▶ **Input records**:
_____
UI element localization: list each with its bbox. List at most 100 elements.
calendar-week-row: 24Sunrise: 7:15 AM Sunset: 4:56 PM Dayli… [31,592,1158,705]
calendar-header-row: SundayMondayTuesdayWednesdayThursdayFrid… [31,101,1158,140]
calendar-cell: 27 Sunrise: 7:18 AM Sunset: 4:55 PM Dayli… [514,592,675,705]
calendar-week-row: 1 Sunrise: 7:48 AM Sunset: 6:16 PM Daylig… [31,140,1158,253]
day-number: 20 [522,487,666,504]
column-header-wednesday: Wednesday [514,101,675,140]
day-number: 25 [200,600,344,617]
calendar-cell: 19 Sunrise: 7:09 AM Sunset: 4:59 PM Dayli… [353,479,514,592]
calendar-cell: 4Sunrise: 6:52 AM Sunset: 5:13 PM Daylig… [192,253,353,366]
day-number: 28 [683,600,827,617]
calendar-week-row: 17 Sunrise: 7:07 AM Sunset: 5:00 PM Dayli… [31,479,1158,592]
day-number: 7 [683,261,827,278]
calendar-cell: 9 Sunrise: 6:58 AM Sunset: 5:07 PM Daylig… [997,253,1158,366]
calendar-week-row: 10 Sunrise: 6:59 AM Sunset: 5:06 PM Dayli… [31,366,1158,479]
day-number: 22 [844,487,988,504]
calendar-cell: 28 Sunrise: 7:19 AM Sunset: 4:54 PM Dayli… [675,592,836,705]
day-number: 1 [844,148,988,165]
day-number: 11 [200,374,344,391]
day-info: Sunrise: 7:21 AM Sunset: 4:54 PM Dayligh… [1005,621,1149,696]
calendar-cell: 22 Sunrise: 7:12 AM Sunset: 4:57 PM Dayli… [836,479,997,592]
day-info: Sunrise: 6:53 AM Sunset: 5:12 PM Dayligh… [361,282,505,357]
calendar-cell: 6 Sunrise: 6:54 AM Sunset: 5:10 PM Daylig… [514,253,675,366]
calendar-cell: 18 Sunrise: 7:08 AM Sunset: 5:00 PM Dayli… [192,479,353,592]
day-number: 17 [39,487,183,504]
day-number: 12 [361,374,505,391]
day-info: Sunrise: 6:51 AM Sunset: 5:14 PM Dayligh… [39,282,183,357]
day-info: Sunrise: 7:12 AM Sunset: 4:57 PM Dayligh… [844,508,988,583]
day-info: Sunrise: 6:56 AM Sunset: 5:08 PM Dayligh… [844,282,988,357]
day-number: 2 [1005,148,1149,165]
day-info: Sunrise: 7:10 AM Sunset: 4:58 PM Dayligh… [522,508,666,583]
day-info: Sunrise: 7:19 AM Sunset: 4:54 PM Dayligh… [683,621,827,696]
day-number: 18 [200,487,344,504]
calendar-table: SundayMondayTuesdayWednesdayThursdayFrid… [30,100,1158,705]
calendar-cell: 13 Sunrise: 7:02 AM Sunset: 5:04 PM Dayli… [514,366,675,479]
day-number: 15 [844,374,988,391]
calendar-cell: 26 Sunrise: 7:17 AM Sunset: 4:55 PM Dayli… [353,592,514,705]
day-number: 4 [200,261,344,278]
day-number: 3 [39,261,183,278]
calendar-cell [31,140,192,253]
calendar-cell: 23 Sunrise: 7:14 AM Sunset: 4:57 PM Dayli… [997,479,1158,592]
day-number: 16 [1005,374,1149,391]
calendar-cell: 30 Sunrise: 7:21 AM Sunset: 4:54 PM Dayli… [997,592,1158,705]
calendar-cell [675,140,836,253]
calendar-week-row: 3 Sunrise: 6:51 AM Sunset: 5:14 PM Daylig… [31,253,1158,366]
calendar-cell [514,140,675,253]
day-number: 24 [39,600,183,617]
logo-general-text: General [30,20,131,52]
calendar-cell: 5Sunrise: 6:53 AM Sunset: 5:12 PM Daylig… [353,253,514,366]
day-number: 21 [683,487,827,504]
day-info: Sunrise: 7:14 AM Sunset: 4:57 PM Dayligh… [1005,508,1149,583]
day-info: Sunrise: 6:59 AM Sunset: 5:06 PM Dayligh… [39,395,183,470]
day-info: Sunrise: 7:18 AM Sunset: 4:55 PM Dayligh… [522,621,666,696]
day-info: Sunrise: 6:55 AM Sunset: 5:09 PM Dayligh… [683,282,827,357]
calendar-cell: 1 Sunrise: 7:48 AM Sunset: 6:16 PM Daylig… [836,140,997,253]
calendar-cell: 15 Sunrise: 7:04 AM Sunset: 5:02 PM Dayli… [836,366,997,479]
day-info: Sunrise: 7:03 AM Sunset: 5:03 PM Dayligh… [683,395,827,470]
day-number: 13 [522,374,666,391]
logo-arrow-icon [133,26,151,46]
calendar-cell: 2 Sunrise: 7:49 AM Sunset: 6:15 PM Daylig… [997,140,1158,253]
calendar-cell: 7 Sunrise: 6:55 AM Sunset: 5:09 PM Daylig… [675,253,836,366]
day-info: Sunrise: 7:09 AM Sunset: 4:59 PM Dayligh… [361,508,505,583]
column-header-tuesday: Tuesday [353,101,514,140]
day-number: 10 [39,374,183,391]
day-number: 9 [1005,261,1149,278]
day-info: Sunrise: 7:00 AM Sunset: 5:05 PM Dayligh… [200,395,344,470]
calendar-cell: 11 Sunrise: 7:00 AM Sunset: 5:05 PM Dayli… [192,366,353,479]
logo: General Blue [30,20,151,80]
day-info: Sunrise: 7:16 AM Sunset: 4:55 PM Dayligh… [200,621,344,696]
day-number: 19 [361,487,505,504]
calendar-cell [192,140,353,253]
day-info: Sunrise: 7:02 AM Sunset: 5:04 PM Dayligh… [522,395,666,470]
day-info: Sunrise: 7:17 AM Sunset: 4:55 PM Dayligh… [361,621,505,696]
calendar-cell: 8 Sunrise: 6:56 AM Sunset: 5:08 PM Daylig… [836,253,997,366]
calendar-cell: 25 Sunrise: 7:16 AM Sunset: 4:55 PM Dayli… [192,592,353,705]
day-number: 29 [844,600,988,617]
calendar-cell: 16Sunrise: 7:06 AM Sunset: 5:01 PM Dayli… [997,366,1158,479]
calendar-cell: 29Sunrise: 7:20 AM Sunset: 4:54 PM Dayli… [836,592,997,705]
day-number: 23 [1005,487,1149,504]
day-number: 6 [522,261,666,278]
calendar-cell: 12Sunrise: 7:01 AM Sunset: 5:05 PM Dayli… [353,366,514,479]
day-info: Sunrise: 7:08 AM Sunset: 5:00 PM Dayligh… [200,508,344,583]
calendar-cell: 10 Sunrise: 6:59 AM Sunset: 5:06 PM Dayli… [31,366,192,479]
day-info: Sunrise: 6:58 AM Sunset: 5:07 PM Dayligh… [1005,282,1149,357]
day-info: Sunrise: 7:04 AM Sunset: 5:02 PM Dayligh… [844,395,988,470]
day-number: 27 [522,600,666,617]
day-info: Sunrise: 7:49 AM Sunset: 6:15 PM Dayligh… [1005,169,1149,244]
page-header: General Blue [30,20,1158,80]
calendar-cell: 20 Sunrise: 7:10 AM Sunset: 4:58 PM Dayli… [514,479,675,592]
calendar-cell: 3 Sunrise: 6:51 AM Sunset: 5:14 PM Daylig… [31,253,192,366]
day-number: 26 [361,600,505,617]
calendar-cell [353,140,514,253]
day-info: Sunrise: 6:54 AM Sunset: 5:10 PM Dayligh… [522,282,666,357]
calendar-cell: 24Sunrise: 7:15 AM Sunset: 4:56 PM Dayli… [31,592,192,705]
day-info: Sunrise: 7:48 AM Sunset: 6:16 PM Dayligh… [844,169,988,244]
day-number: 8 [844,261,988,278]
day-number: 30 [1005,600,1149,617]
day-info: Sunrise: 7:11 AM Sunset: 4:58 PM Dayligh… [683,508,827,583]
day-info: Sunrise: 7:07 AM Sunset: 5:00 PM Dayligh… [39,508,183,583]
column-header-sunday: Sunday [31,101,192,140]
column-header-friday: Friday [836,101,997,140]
_____
▶ **Given exercise**:
Retype the listing above from its first line through the line that contains "calendar-cell: 27 Sunrise: 7:18", with both ends included, keeping every character unchanged.

▶ **Right answer**:
UI element localization: list each with its bbox. List at most 100 elements.
calendar-week-row: 24Sunrise: 7:15 AM Sunset: 4:56 PM Dayli… [31,592,1158,705]
calendar-header-row: SundayMondayTuesdayWednesdayThursdayFrid… [31,101,1158,140]
calendar-cell: 27 Sunrise: 7:18 AM Sunset: 4:55 PM Dayli… [514,592,675,705]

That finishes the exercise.